• [RECORDS PROVIDED]:
◇ ◇ ◇ ◇
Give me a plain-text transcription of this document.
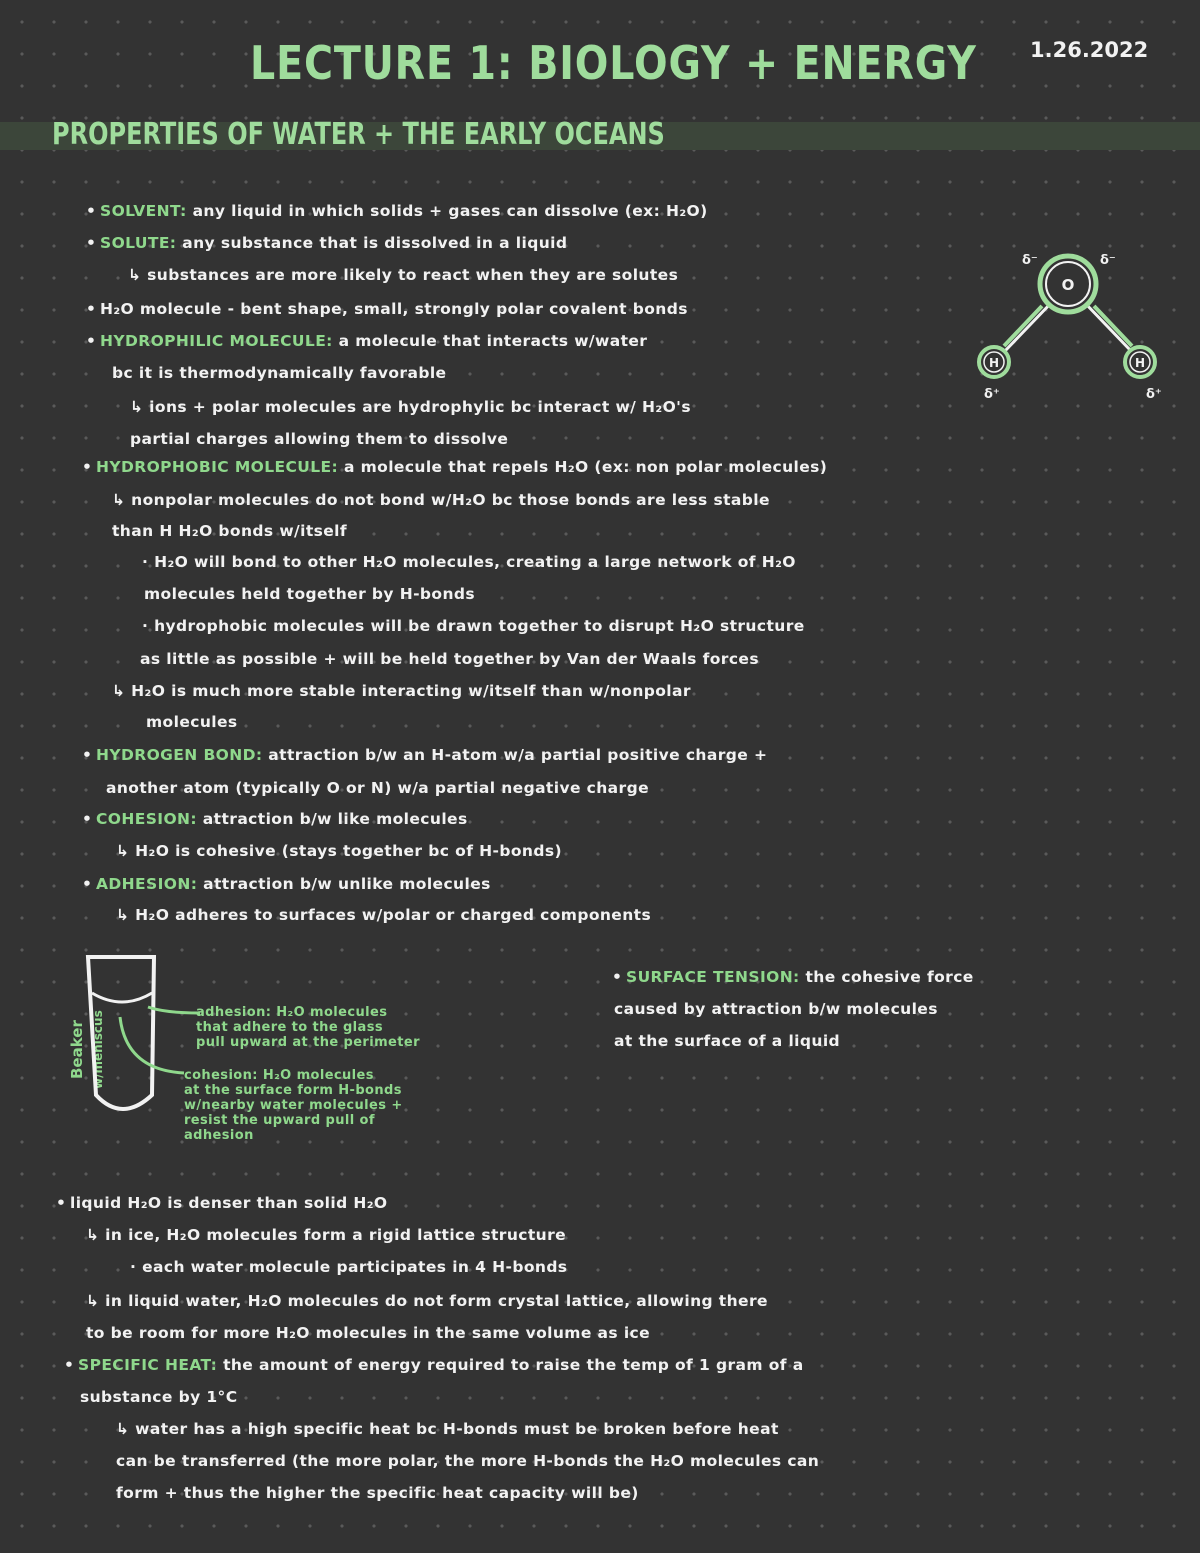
LECTURE 1: BIOLOGY + ENERGY	1.26.2022
PROPERTIES OF WATER + THE EARLY OCEANS
• SOLVENT: any liquid in which solids + gases can dissolve (ex: H₂O)
• SOLUTE: any substance that is dissolved in a liquid
↳ substances are more likely to react when they are solutes
• H₂O molecule - bent shape, small, strongly polar covalent bonds
• HYDROPHILIC MOLECULE: a molecule that interacts w/water
bc it is thermodynamically favorable
↳ ions + polar molecules are hydrophylic bc interact w/ H₂O's
partial charges allowing them to dissolve
• HYDROPHOBIC MOLECULE: a molecule that repels H₂O (ex: non polar molecules)
↳ nonpolar molecules do not bond w/H₂O bc those bonds are less stable
than H H₂O bonds w/itself
· H₂O will bond to other H₂O molecules, creating a large network of H₂O
molecules held together by H-bonds
· hydrophobic molecules will be drawn together to disrupt H₂O structure
as little as possible + will be held together by Van der Waals forces
↳ H₂O is much more stable interacting w/itself than w/nonpolar
molecules
• HYDROGEN BOND: attraction b/w an H-atom w/a partial positive charge +
another atom (typically O or N) w/a partial negative charge
• COHESION: attraction b/w like molecules
↳ H₂O is cohesive (stays together bc of H-bonds)
• ADHESION: attraction b/w unlike molecules
↳ H₂O adheres to surfaces w/polar or charged components
O
H	H
δ⁻	δ⁻
δ⁺	δ⁺
Beaker w/meniscus	adhesion: H₂O molecules
that adhere to the glass
pull upward at the perimeter
cohesion: H₂O molecules
at the surface form H-bonds
w/nearby water molecules +
resist the upward pull of
adhesion
• SURFACE TENSION: the cohesive force
caused by attraction b/w molecules
at the surface of a liquid
• liquid H₂O is denser than solid H₂O
↳ in ice, H₂O molecules form a rigid lattice structure
· each water molecule participates in 4 H-bonds
↳ in liquid water, H₂O molecules do not form crystal lattice, allowing there
to be room for more H₂O molecules in the same volume as ice
• SPECIFIC HEAT: the amount of energy required to raise the temp of 1 gram of a
substance by 1°C
↳ water has a high specific heat bc H-bonds must be broken before heat
can be transferred (the more polar, the more H-bonds the H₂O molecules can
form + thus the higher the specific heat capacity will be)
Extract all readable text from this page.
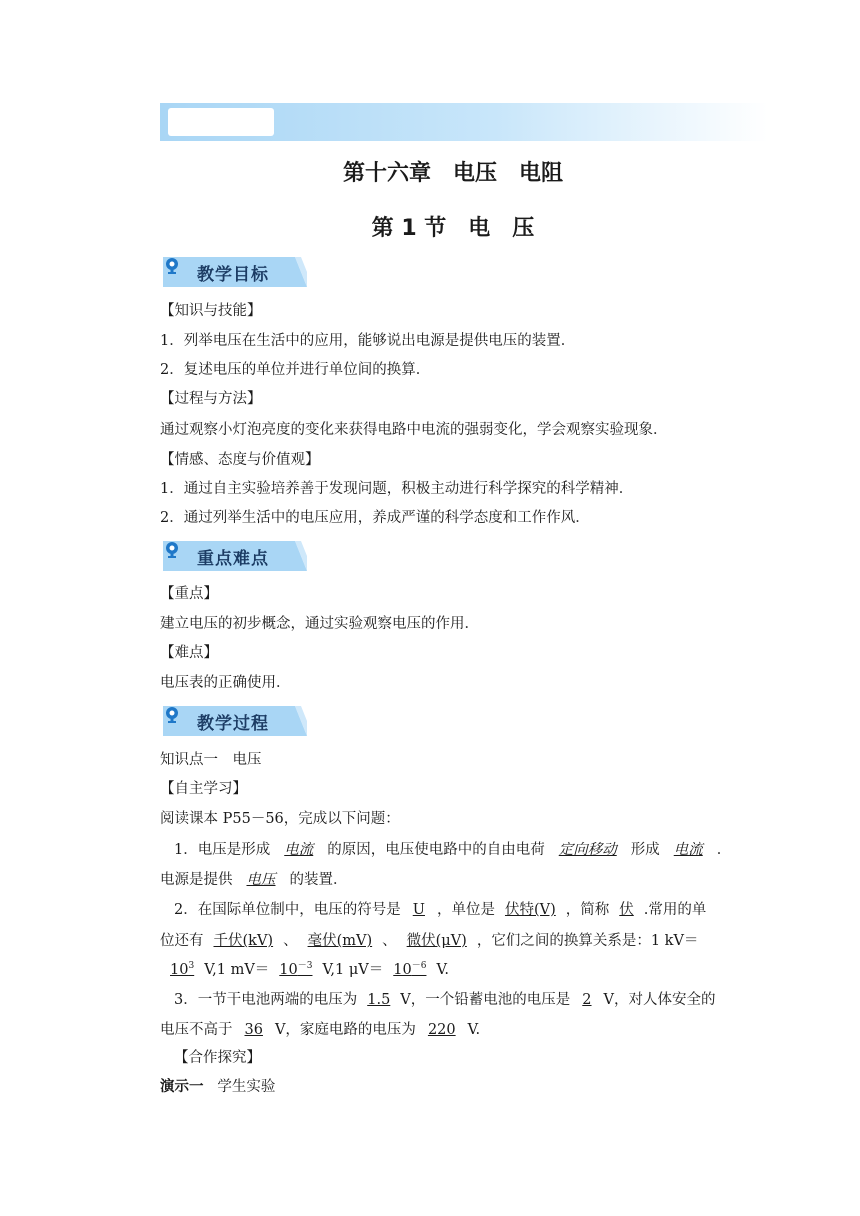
第十六章　电压　电阻
第 1 节　电　压
教学目标
【知识与技能】
1．列举电压在生活中的应用，能够说出电源是提供电压的装置．
2．复述电压的单位并进行单位间的换算．
【过程与方法】
通过观察小灯泡亮度的变化来获得电路中电流的强弱变化，学会观察实验现象．
【情感、态度与价值观】
1．通过自主实验培养善于发现问题，积极主动进行科学探究的科学精神．
2．通过列举生活中的电压应用，养成严谨的科学态度和工作作风．
重点难点
【重点】
建立电压的初步概念，通过实验观察电压的作用．
【难点】
电压表的正确使用．
教学过程
知识点一　电压
【自主学习】
阅读课本 P55－56，完成以下问题：
1．电压是形成 电流 的原因，电压使电路中的自由电荷 定向移动 形成 电流 ．
电源是提供 电压 的装置．
2．在国际单位制中，电压的符号是 U ，单位是 伏特(V) ，简称 伏 .常用的单
位还有 千伏(kV) 、 毫伏(mV) 、 微伏(μV) ，它们之间的换算关系是：1 kV＝
$10^3$ V,1 $mV= 10^{-3}$ V,1 $\mu V= 10^{-6}$ V.
3．一节干电池两端的电压为 1.5 V，一个铅蓄电池的电压是 2 V，对人体安全的
电压不高于 36 V，家庭电路的电压为 220 V.
【合作探究】
演示一 学生实验
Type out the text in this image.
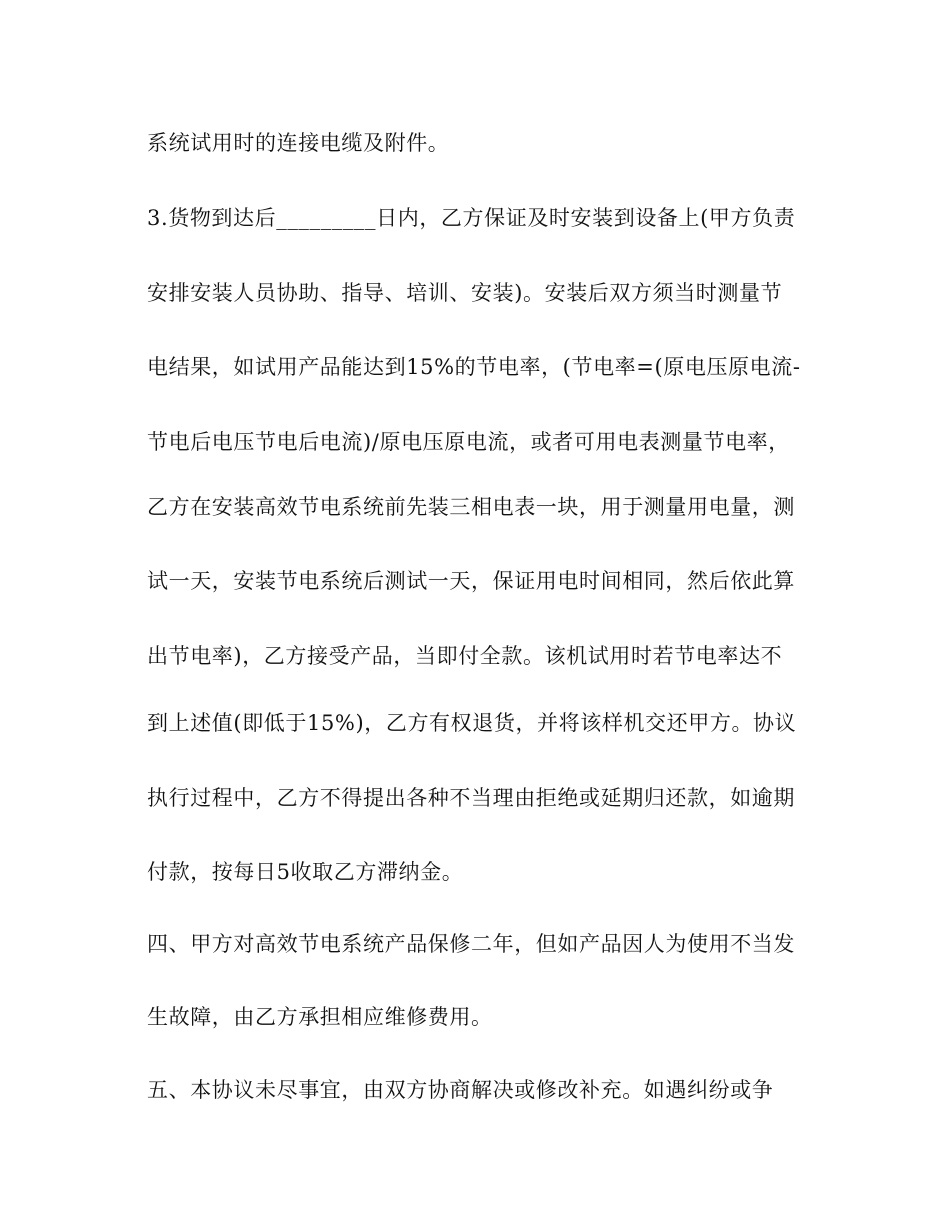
系统试用时的连接电缆及附件。
3.货物到达后_________日内，乙方保证及时安装到设备上(甲方负责
安排安装人员协助、指导、培训、安装)。安装后双方须当时测量节
电结果，如试用产品能达到15%的节电率，(节电率=(原电压原电流-
节电后电压节电后电流)/原电压原电流，或者可用电表测量节电率，
乙方在安装高效节电系统前先装三相电表一块，用于测量用电量，测
试一天，安装节电系统后测试一天，保证用电时间相同，然后依此算
出节电率)，乙方接受产品，当即付全款。该机试用时若节电率达不
到上述值(即低于15%)，乙方有权退货，并将该样机交还甲方。协议
执行过程中，乙方不得提出各种不当理由拒绝或延期归还款，如逾期
付款，按每日5收取乙方滞纳金。
四、甲方对高效节电系统产品保修二年，但如产品因人为使用不当发
生故障，由乙方承担相应维修费用。
五、本协议未尽事宜，由双方协商解决或修改补充。如遇纠纷或争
◇ ◇ ◇ ◇
• [WHAT IS NEEDED]: Make an exact copy of every record, pictures excluded.

• [ANSWER]:
Give me a plain-text transcription of this document.
LECTURE 1: BIOLOGY + ENERGY	1.26.2022
PROPERTIES OF WATER + THE EARLY OCEANS
• SOLVENT: any liquid in which solids + gases can dissolve (ex: H₂O)
• SOLUTE: any substance that is dissolved in a liquid
↳ substances are more likely to react when they are solutes
• H₂O molecule - bent shape, small, strongly polar covalent bonds
• HYDROPHILIC MOLECULE: a molecule that interacts w/water
bc it is thermodynamically favorable
↳ ions + polar molecules are hydrophylic bc interact w/ H₂O's
partial charges allowing them to dissolve
• HYDROPHOBIC MOLECULE: a molecule that repels H₂O (ex: non polar molecules)
↳ nonpolar molecules do not bond w/H₂O bc those bonds are less stable
than H H₂O bonds w/itself
· H₂O will bond to other H₂O molecules, creating a large network of H₂O
molecules held together by H-bonds
· hydrophobic molecules will be drawn together to disrupt H₂O structure
as little as possible + will be held together by Van der Waals forces
↳ H₂O is much more stable interacting w/itself than w/nonpolar
molecules
• HYDROGEN BOND: attraction b/w an H-atom w/a partial positive charge +
another atom (typically O or N) w/a partial negative charge
• COHESION: attraction b/w like molecules
↳ H₂O is cohesive (stays together bc of H-bonds)
• ADHESION: attraction b/w unlike molecules
↳ H₂O adheres to surfaces w/polar or charged components
O
H	H
δ⁻	δ⁻
δ⁺	δ⁺
Beaker w/meniscus	adhesion: H₂O molecules
that adhere to the glass
pull upward at the perimeter
cohesion: H₂O molecules
at the surface form H-bonds
w/nearby water molecules +
resist the upward pull of
adhesion
• SURFACE TENSION: the cohesive force
caused by attraction b/w molecules
at the surface of a liquid
• liquid H₂O is denser than solid H₂O
↳ in ice, H₂O molecules form a rigid lattice structure
· each water molecule participates in 4 H-bonds
↳ in liquid water, H₂O molecules do not form crystal lattice, allowing there
to be room for more H₂O molecules in the same volume as ice
• SPECIFIC HEAT: the amount of energy required to raise the temp of 1 gram of a
substance by 1°C
↳ water has a high specific heat bc H-bonds must be broken before heat
can be transferred (the more polar, the more H-bonds the H₂O molecules can
form + thus the higher the specific heat capacity will be)
Extract all readable text from this page.
第十六章　电压　电阻
第 1 节　电　压
教学目标
【知识与技能】
1．列举电压在生活中的应用，能够说出电源是提供电压的装置．
2．复述电压的单位并进行单位间的换算．
【过程与方法】
通过观察小灯泡亮度的变化来获得电路中电流的强弱变化，学会观察实验现象．
【情感、态度与价值观】
1．通过自主实验培养善于发现问题，积极主动进行科学探究的科学精神．
2．通过列举生活中的电压应用，养成严谨的科学态度和工作作风．
重点难点
【重点】
建立电压的初步概念，通过实验观察电压的作用．
【难点】
电压表的正确使用．
教学过程
知识点一　电压
【自主学习】
阅读课本 P55－56，完成以下问题：
1．电压是形成 电流 的原因，电压使电路中的自由电荷 定向移动 形成 电流 ．
电源是提供 电压 的装置．
2．在国际单位制中，电压的符号是 U ，单位是 伏特(V) ，简称 伏 .常用的单
位还有 千伏(kV) 、 毫伏(mV) 、 微伏(μV) ，它们之间的换算关系是：1 kV＝
$10^3$ V,1 $mV= 10^{-3}$ V,1 $\mu V= 10^{-6}$ V.
3．一节干电池两端的电压为 1.5 V，一个铅蓄电池的电压是 2 V，对人体安全的
电压不高于 36 V，家庭电路的电压为 220 V.
【合作探究】
演示一 学生实验
Type out the text in this image.
系统试用时的连接电缆及附件。
3.货物到达后_________日内，乙方保证及时安装到设备上(甲方负责
安排安装人员协助、指导、培训、安装)。安装后双方须当时测量节
电结果，如试用产品能达到15%的节电率，(节电率=(原电压原电流-
节电后电压节电后电流)/原电压原电流，或者可用电表测量节电率，
乙方在安装高效节电系统前先装三相电表一块，用于测量用电量，测
试一天，安装节电系统后测试一天，保证用电时间相同，然后依此算
出节电率)，乙方接受产品，当即付全款。该机试用时若节电率达不
到上述值(即低于15%)，乙方有权退货，并将该样机交还甲方。协议
执行过程中，乙方不得提出各种不当理由拒绝或延期归还款，如逾期
付款，按每日5收取乙方滞纳金。
四、甲方对高效节电系统产品保修二年，但如产品因人为使用不当发
生故障，由乙方承担相应维修费用。
五、本协议未尽事宜，由双方协商解决或修改补充。如遇纠纷或争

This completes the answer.